*LISTING*.
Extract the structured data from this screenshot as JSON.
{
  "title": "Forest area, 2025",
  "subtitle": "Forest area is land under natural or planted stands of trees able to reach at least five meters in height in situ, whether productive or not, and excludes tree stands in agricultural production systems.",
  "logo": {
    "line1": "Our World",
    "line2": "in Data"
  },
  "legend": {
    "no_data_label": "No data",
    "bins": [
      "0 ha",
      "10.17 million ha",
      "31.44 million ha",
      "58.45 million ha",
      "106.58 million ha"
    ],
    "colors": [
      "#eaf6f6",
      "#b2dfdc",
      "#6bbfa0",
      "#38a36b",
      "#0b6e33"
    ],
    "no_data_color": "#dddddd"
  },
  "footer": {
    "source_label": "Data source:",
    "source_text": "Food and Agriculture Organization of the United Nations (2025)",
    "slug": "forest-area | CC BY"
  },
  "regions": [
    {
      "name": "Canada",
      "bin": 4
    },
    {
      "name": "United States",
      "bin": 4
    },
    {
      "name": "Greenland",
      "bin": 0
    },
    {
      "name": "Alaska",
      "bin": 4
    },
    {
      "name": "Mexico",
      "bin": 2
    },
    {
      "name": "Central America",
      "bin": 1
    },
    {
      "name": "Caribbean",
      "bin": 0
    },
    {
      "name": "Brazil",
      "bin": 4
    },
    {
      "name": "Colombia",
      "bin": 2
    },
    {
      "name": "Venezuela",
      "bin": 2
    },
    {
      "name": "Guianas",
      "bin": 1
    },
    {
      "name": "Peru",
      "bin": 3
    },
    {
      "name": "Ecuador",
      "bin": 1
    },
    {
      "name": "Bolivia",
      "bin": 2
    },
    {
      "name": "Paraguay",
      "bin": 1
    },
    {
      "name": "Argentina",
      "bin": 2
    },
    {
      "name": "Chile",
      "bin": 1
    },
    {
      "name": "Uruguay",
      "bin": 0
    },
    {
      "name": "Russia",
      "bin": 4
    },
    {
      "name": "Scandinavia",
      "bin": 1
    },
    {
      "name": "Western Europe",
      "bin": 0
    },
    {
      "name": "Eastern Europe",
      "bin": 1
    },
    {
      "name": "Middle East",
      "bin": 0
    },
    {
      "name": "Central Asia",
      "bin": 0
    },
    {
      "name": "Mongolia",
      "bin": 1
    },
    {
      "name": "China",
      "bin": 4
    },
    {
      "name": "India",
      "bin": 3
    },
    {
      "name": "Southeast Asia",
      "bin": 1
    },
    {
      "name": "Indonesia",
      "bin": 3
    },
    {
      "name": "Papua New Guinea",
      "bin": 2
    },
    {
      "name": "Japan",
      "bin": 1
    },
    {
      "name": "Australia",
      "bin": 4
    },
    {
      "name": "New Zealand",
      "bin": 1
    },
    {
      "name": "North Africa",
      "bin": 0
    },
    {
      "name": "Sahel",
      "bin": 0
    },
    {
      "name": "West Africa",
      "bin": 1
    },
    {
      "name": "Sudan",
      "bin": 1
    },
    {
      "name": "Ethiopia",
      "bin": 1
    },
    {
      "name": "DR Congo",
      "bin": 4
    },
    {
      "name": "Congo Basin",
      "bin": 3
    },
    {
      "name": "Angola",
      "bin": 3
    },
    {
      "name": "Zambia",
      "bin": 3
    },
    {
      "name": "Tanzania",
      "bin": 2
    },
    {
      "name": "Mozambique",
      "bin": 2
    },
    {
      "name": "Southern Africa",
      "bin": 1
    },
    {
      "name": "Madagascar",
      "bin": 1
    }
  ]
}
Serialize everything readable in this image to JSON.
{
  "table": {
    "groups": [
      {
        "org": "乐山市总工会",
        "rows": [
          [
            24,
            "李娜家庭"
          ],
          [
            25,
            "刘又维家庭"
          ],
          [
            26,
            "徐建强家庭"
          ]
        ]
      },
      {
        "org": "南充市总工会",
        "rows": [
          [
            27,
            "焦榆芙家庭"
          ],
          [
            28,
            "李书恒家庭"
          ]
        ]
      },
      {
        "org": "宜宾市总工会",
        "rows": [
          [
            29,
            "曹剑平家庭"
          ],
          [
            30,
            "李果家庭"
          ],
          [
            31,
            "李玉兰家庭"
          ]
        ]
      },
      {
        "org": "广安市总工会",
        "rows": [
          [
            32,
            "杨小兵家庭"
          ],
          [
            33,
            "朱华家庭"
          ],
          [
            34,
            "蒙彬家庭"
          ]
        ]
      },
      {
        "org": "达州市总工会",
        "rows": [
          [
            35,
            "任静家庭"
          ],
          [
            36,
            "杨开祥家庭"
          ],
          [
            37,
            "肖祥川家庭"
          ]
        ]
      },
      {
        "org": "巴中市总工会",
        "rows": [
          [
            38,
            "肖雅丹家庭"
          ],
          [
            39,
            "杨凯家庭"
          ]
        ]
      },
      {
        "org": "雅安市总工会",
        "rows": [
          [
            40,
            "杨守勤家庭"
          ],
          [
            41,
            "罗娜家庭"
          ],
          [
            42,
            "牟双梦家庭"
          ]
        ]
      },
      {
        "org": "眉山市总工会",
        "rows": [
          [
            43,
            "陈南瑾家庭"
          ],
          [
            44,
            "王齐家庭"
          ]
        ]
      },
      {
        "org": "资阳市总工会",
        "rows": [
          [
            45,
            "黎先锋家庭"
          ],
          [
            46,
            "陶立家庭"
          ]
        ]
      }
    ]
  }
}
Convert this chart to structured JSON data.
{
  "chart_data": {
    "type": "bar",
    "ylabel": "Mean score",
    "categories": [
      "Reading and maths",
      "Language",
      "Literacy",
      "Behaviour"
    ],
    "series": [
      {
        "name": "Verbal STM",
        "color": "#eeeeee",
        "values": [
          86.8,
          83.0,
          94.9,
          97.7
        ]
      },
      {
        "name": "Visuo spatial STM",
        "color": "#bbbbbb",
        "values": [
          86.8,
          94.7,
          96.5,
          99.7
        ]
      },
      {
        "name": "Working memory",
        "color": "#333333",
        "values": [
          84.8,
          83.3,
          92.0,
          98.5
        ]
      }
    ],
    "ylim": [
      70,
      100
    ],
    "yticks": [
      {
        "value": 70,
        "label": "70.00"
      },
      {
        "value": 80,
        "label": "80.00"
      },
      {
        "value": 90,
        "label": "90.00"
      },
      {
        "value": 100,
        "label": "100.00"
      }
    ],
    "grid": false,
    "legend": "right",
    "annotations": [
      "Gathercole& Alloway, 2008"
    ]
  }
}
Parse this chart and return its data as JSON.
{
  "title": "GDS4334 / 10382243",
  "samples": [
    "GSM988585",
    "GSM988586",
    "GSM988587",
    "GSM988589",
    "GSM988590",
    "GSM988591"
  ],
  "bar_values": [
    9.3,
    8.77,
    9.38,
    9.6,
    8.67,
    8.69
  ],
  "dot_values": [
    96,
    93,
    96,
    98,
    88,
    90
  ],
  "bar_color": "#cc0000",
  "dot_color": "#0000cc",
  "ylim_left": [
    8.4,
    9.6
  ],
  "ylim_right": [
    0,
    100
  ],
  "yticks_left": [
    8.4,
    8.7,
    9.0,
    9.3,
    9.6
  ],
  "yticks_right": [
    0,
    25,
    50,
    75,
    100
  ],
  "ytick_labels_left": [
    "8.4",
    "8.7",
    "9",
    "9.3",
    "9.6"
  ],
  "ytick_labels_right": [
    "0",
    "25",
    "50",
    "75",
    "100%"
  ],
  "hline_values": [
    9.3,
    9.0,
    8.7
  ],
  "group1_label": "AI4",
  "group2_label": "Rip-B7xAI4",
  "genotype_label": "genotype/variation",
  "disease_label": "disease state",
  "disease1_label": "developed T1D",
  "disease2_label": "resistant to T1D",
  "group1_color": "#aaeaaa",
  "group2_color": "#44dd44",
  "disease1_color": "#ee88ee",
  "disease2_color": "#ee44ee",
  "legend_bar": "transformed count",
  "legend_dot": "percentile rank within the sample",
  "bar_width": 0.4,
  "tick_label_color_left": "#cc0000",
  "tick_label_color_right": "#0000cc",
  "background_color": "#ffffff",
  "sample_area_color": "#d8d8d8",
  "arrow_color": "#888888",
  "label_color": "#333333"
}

*YOUR INSTRUCTIONS*. Copy every line in the listing above where the string "Asia" turns up.

*REPLY TO THE EXERCISE*.
      "name": "Central Asia",
      "name": "Southeast Asia",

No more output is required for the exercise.